◆ Exercise task: Word for word, transcribe the lines below and drop the pictures.

◆ Given data:
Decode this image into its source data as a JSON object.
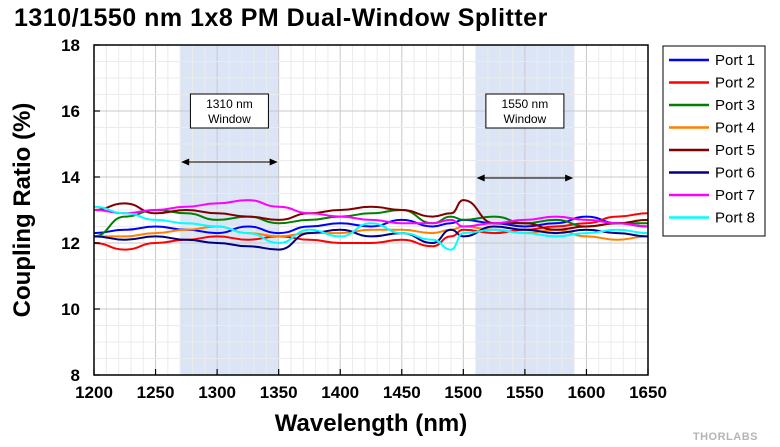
{
  "chart_data": {
    "type": "line",
    "title": "1310/1550 nm 1x8 PM Dual-Window Splitter",
    "xlabel": "Wavelength (nm)",
    "ylabel": "Coupling Ratio (%)",
    "xlim": [
      1200,
      1650
    ],
    "ylim": [
      8,
      18
    ],
    "xticks": [
      1200,
      1250,
      1300,
      1350,
      1400,
      1450,
      1500,
      1550,
      1600,
      1650
    ],
    "yticks": [
      8,
      10,
      12,
      14,
      16,
      18
    ],
    "grid": true,
    "legend_position": "right",
    "bands": [
      {
        "x0": 1270,
        "x1": 1350,
        "label_line1": "1310 nm",
        "label_line2": "Window",
        "color": "#dbe5f5"
      },
      {
        "x0": 1510,
        "x1": 1590,
        "label_line1": "1550 nm",
        "label_line2": "Window",
        "color": "#dbe5f5"
      }
    ],
    "x": [
      1200,
      1225,
      1250,
      1275,
      1300,
      1325,
      1350,
      1375,
      1400,
      1425,
      1450,
      1475,
      1490,
      1500,
      1525,
      1550,
      1575,
      1600,
      1625,
      1650
    ],
    "series": [
      {
        "name": "Port 1",
        "color": "#0000ff",
        "values": [
          12.3,
          12.4,
          12.5,
          12.4,
          12.3,
          12.5,
          12.3,
          12.5,
          12.6,
          12.5,
          12.7,
          12.5,
          12.6,
          12.7,
          12.6,
          12.5,
          12.6,
          12.8,
          12.6,
          12.5
        ]
      },
      {
        "name": "Port 2",
        "color": "#ff0000",
        "values": [
          12.0,
          11.8,
          12.0,
          12.1,
          12.2,
          12.1,
          12.2,
          12.1,
          12.0,
          12.0,
          12.1,
          11.9,
          12.2,
          12.4,
          12.3,
          12.4,
          12.5,
          12.6,
          12.8,
          12.9
        ]
      },
      {
        "name": "Port 3",
        "color": "#008000",
        "values": [
          12.2,
          12.8,
          13.0,
          12.9,
          12.7,
          12.8,
          12.6,
          12.7,
          12.8,
          12.9,
          13.0,
          12.6,
          12.8,
          12.7,
          12.8,
          12.6,
          12.7,
          12.5,
          12.6,
          12.6
        ]
      },
      {
        "name": "Port 4",
        "color": "#ff8000",
        "values": [
          12.2,
          12.2,
          12.3,
          12.4,
          12.5,
          12.3,
          12.2,
          12.3,
          12.3,
          12.4,
          12.4,
          12.3,
          12.4,
          12.5,
          12.4,
          12.3,
          12.4,
          12.2,
          12.1,
          12.2
        ]
      },
      {
        "name": "Port 5",
        "color": "#800000",
        "values": [
          13.0,
          13.2,
          12.9,
          13.0,
          12.9,
          12.8,
          12.7,
          12.9,
          13.0,
          13.1,
          13.0,
          12.8,
          12.9,
          13.3,
          12.6,
          12.6,
          12.4,
          12.5,
          12.6,
          12.7
        ]
      },
      {
        "name": "Port 6",
        "color": "#000080",
        "values": [
          12.2,
          12.1,
          12.2,
          12.1,
          12.0,
          11.9,
          11.8,
          12.3,
          12.4,
          12.2,
          12.3,
          12.0,
          12.4,
          12.2,
          12.5,
          12.4,
          12.3,
          12.4,
          12.3,
          12.2
        ]
      },
      {
        "name": "Port 7",
        "color": "#ff00ff",
        "values": [
          13.0,
          12.9,
          13.0,
          13.1,
          13.2,
          13.3,
          13.1,
          12.9,
          12.8,
          12.7,
          12.6,
          12.6,
          12.7,
          12.5,
          12.6,
          12.7,
          12.8,
          12.7,
          12.6,
          12.5
        ]
      },
      {
        "name": "Port 8",
        "color": "#00ffff",
        "values": [
          13.1,
          12.9,
          12.7,
          12.6,
          12.5,
          12.3,
          12.0,
          12.4,
          12.2,
          12.6,
          12.3,
          12.1,
          11.8,
          12.3,
          12.4,
          12.3,
          12.2,
          12.3,
          12.4,
          12.3
        ]
      }
    ]
  },
  "watermark": "THORLABS"
}
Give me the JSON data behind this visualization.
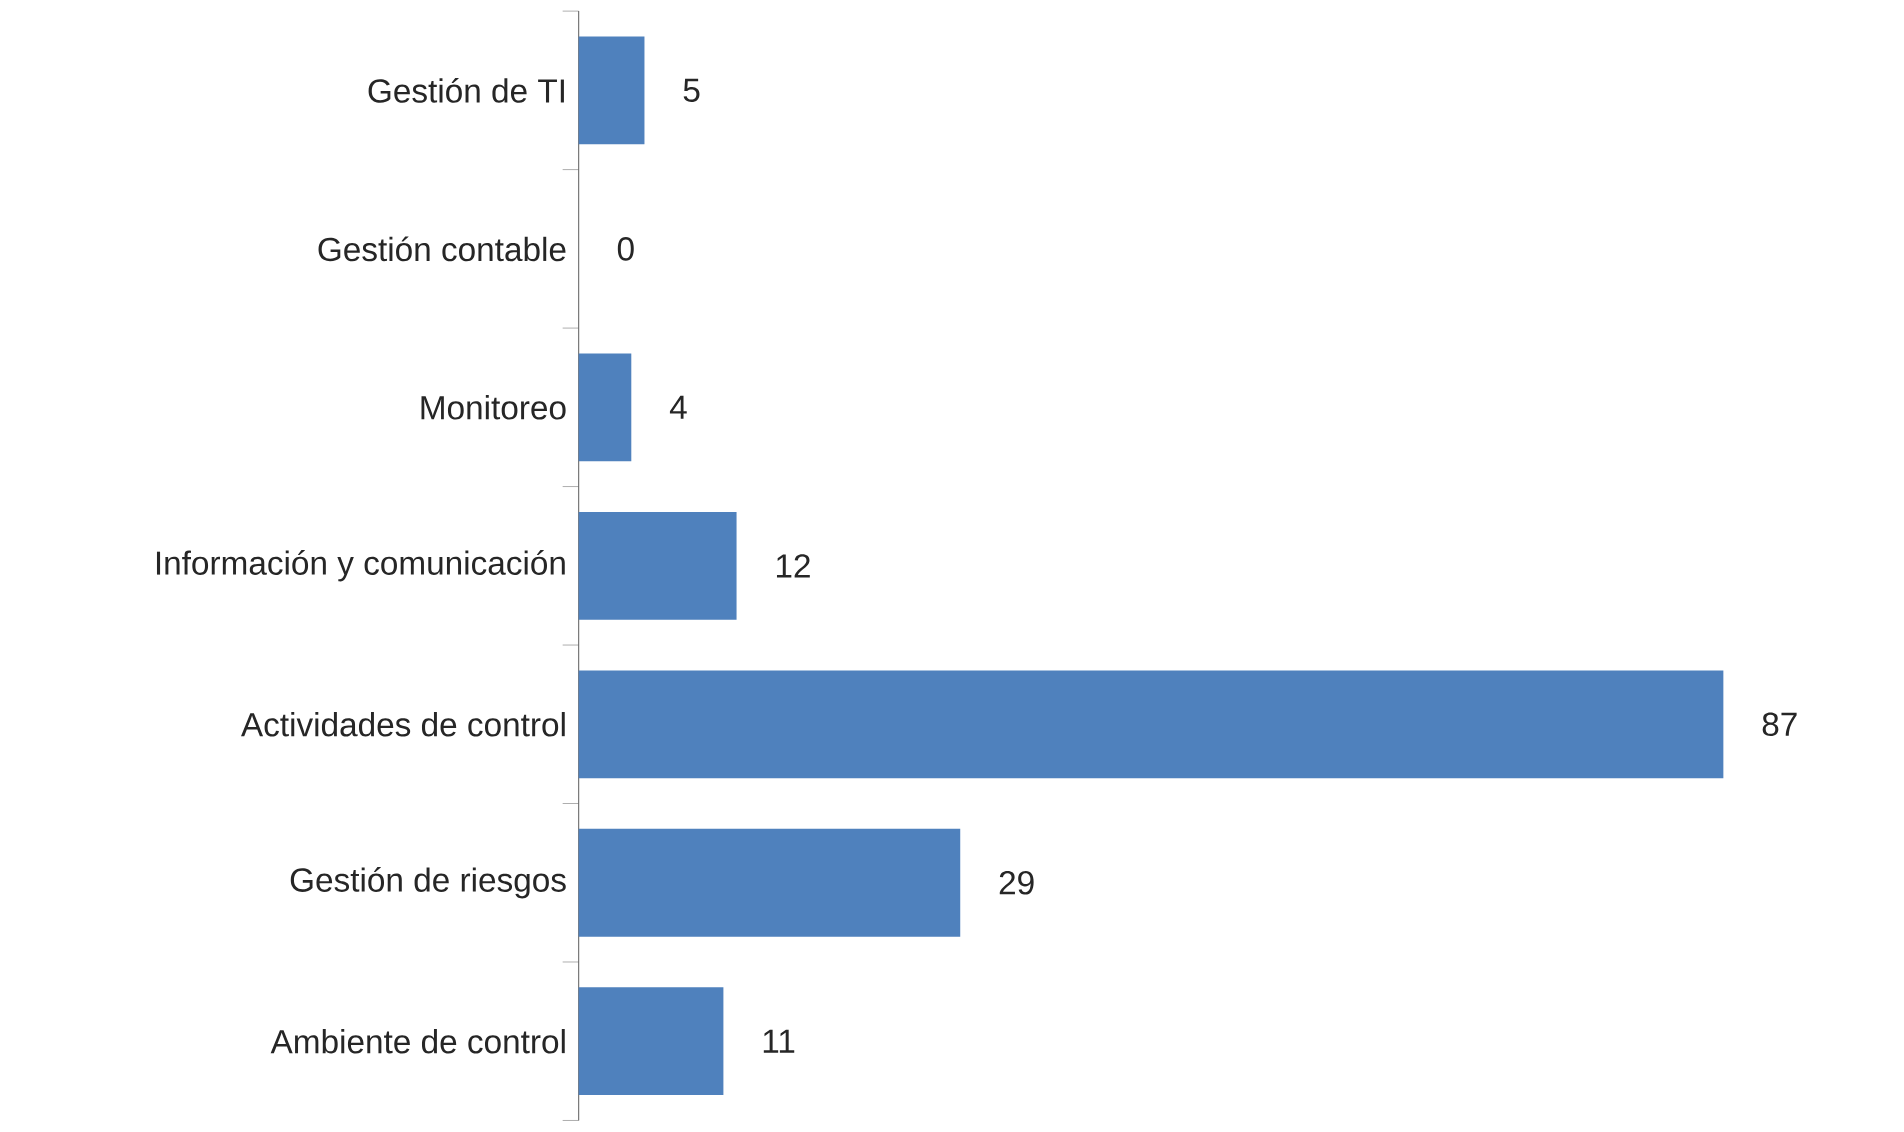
{
  "chart_data": {
    "type": "bar",
    "orientation": "horizontal",
    "categories": [
      "Gestión de TI",
      "Gestión contable",
      "Monitoreo",
      "Información y comunicación",
      "Actividades de control",
      "Gestión de riesgos",
      "Ambiente de control"
    ],
    "values": [
      5,
      0,
      4,
      12,
      87,
      29,
      11
    ],
    "color": "#4f81bd",
    "data_labels": true
  }
}
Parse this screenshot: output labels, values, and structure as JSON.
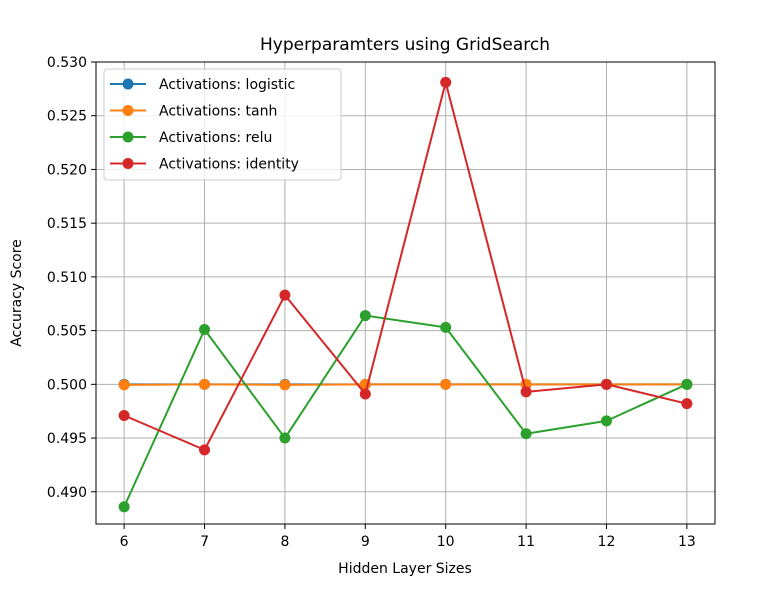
{
  "chart_data": {
    "type": "line",
    "title": "Hyperparamters using GridSearch",
    "xlabel": "Hidden Layer Sizes",
    "ylabel": "Accuracy Score",
    "x": [
      6,
      7,
      8,
      9,
      10,
      11,
      12,
      13
    ],
    "xlim": [
      5.65,
      13.35
    ],
    "ylim": [
      0.487,
      0.53
    ],
    "xticks": [
      6,
      7,
      8,
      9,
      10,
      11,
      12,
      13
    ],
    "xtick_labels": [
      "6",
      "7",
      "8",
      "9",
      "10",
      "11",
      "12",
      "13"
    ],
    "yticks": [
      0.49,
      0.495,
      0.5,
      0.505,
      0.51,
      0.515,
      0.52,
      0.525,
      0.53
    ],
    "ytick_labels": [
      "0.490",
      "0.495",
      "0.500",
      "0.505",
      "0.510",
      "0.515",
      "0.520",
      "0.525",
      "0.530"
    ],
    "grid": true,
    "legend_position": "top-left",
    "series": [
      {
        "name": "Activations: logistic",
        "color": "#1f77b4",
        "values": [
          0.5,
          0.5,
          0.5,
          0.5,
          0.5,
          0.5,
          0.5,
          0.5
        ]
      },
      {
        "name": "Activations: tanh",
        "color": "#ff7f0e",
        "values": [
          0.49995,
          0.5,
          0.49995,
          0.5,
          0.5,
          0.5,
          0.5,
          0.5
        ]
      },
      {
        "name": "Activations: relu",
        "color": "#2ca02c",
        "values": [
          0.4886,
          0.5051,
          0.495,
          0.5064,
          0.5053,
          0.4954,
          0.4966,
          0.5
        ]
      },
      {
        "name": "Activations: identity",
        "color": "#d62728",
        "values": [
          0.4971,
          0.4939,
          0.5083,
          0.4991,
          0.5281,
          0.4993,
          0.5,
          0.4982
        ]
      }
    ]
  }
}
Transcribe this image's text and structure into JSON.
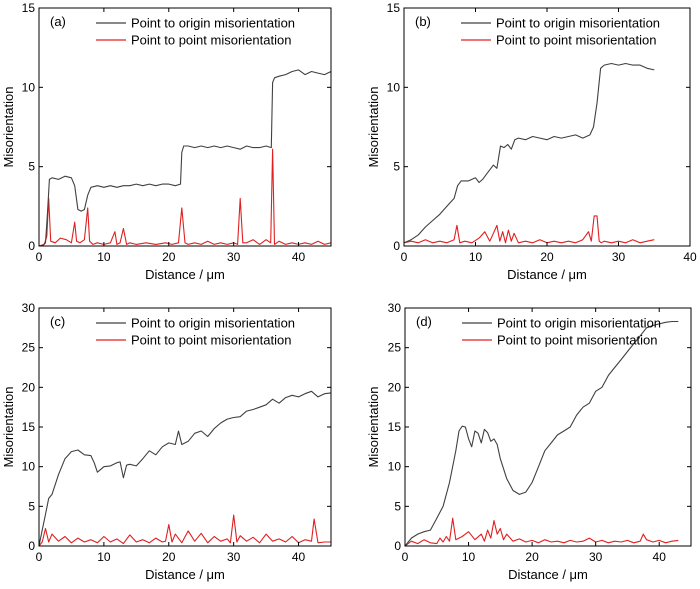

◆ Output of the task:
Decode this image into its source data as a JSON object.
{
  "chart_data": {
    "type": "line",
    "title": "1310/1550 nm 1x8 PM Dual-Window Splitter",
    "xlabel": "Wavelength (nm)",
    "ylabel": "Coupling Ratio (%)",
    "xlim": [
      1200,
      1650
    ],
    "ylim": [
      8,
      18
    ],
    "xticks": [
      1200,
      1250,
      1300,
      1350,
      1400,
      1450,
      1500,
      1550,
      1600,
      1650
    ],
    "yticks": [
      8,
      10,
      12,
      14,
      16,
      18
    ],
    "grid": true,
    "legend_position": "right",
    "bands": [
      {
        "x0": 1270,
        "x1": 1350,
        "label_line1": "1310 nm",
        "label_line2": "Window",
        "color": "#dbe5f5"
      },
      {
        "x0": 1510,
        "x1": 1590,
        "label_line1": "1550 nm",
        "label_line2": "Window",
        "color": "#dbe5f5"
      }
    ],
    "x": [
      1200,
      1225,
      1250,
      1275,
      1300,
      1325,
      1350,
      1375,
      1400,
      1425,
      1450,
      1475,
      1490,
      1500,
      1525,
      1550,
      1575,
      1600,
      1625,
      1650
    ],
    "series": [
      {
        "name": "Port 1",
        "color": "#0000ff",
        "values": [
          12.3,
          12.4,
          12.5,
          12.4,
          12.3,
          12.5,
          12.3,
          12.5,
          12.6,
          12.5,
          12.7,
          12.5,
          12.6,
          12.7,
          12.6,
          12.5,
          12.6,
          12.8,
          12.6,
          12.5
        ]
      },
      {
        "name": "Port 2",
        "color": "#ff0000",
        "values": [
          12.0,
          11.8,
          12.0,
          12.1,
          12.2,
          12.1,
          12.2,
          12.1,
          12.0,
          12.0,
          12.1,
          11.9,
          12.2,
          12.4,
          12.3,
          12.4,
          12.5,
          12.6,
          12.8,
          12.9
        ]
      },
      {
        "name": "Port 3",
        "color": "#008000",
        "values": [
          12.2,
          12.8,
          13.0,
          12.9,
          12.7,
          12.8,
          12.6,
          12.7,
          12.8,
          12.9,
          13.0,
          12.6,
          12.8,
          12.7,
          12.8,
          12.6,
          12.7,
          12.5,
          12.6,
          12.6
        ]
      },
      {
        "name": "Port 4",
        "color": "#ff8000",
        "values": [
          12.2,
          12.2,
          12.3,
          12.4,
          12.5,
          12.3,
          12.2,
          12.3,
          12.3,
          12.4,
          12.4,
          12.3,
          12.4,
          12.5,
          12.4,
          12.3,
          12.4,
          12.2,
          12.1,
          12.2
        ]
      },
      {
        "name": "Port 5",
        "color": "#800000",
        "values": [
          13.0,
          13.2,
          12.9,
          13.0,
          12.9,
          12.8,
          12.7,
          12.9,
          13.0,
          13.1,
          13.0,
          12.8,
          12.9,
          13.3,
          12.6,
          12.6,
          12.4,
          12.5,
          12.6,
          12.7
        ]
      },
      {
        "name": "Port 6",
        "color": "#000080",
        "values": [
          12.2,
          12.1,
          12.2,
          12.1,
          12.0,
          11.9,
          11.8,
          12.3,
          12.4,
          12.2,
          12.3,
          12.0,
          12.4,
          12.2,
          12.5,
          12.4,
          12.3,
          12.4,
          12.3,
          12.2
        ]
      },
      {
        "name": "Port 7",
        "color": "#ff00ff",
        "values": [
          13.0,
          12.9,
          13.0,
          13.1,
          13.2,
          13.3,
          13.1,
          12.9,
          12.8,
          12.7,
          12.6,
          12.6,
          12.7,
          12.5,
          12.6,
          12.7,
          12.8,
          12.7,
          12.6,
          12.5
        ]
      },
      {
        "name": "Port 8",
        "color": "#00ffff",
        "values": [
          13.1,
          12.9,
          12.7,
          12.6,
          12.5,
          12.3,
          12.0,
          12.4,
          12.2,
          12.6,
          12.3,
          12.1,
          11.8,
          12.3,
          12.4,
          12.3,
          12.2,
          12.3,
          12.4,
          12.3
        ]
      }
    ]
  },
  "watermark": "THORLABS"
}
Give me the JSON data behind this visualization.
{
  "chart_data": {
    "type": "bar",
    "orientation": "horizontal",
    "categories": [
      "Gestión de TI",
      "Gestión contable",
      "Monitoreo",
      "Información y comunicación",
      "Actividades de control",
      "Gestión de riesgos",
      "Ambiente de control"
    ],
    "values": [
      5,
      0,
      4,
      12,
      87,
      29,
      11
    ],
    "color": "#4f81bd",
    "data_labels": true
  }
}
Parse this screenshot: output labels, values, and structure as JSON.
{
  "chart_data": {
    "type": "line",
    "title": "Hyperparamters using GridSearch",
    "xlabel": "Hidden Layer Sizes",
    "ylabel": "Accuracy Score",
    "x": [
      6,
      7,
      8,
      9,
      10,
      11,
      12,
      13
    ],
    "xlim": [
      5.65,
      13.35
    ],
    "ylim": [
      0.487,
      0.53
    ],
    "xticks": [
      6,
      7,
      8,
      9,
      10,
      11,
      12,
      13
    ],
    "xtick_labels": [
      "6",
      "7",
      "8",
      "9",
      "10",
      "11",
      "12",
      "13"
    ],
    "yticks": [
      0.49,
      0.495,
      0.5,
      0.505,
      0.51,
      0.515,
      0.52,
      0.525,
      0.53
    ],
    "ytick_labels": [
      "0.490",
      "0.495",
      "0.500",
      "0.505",
      "0.510",
      "0.515",
      "0.520",
      "0.525",
      "0.530"
    ],
    "grid": true,
    "legend_position": "top-left",
    "series": [
      {
        "name": "Activations: logistic",
        "color": "#1f77b4",
        "values": [
          0.5,
          0.5,
          0.5,
          0.5,
          0.5,
          0.5,
          0.5,
          0.5
        ]
      },
      {
        "name": "Activations: tanh",
        "color": "#ff7f0e",
        "values": [
          0.49995,
          0.5,
          0.49995,
          0.5,
          0.5,
          0.5,
          0.5,
          0.5
        ]
      },
      {
        "name": "Activations: relu",
        "color": "#2ca02c",
        "values": [
          0.4886,
          0.5051,
          0.495,
          0.5064,
          0.5053,
          0.4954,
          0.4966,
          0.5
        ]
      },
      {
        "name": "Activations: identity",
        "color": "#d62728",
        "values": [
          0.4971,
          0.4939,
          0.5083,
          0.4991,
          0.5281,
          0.4993,
          0.5,
          0.4982
        ]
      }
    ]
  }
}
Transcribe this image's text and structure into JSON.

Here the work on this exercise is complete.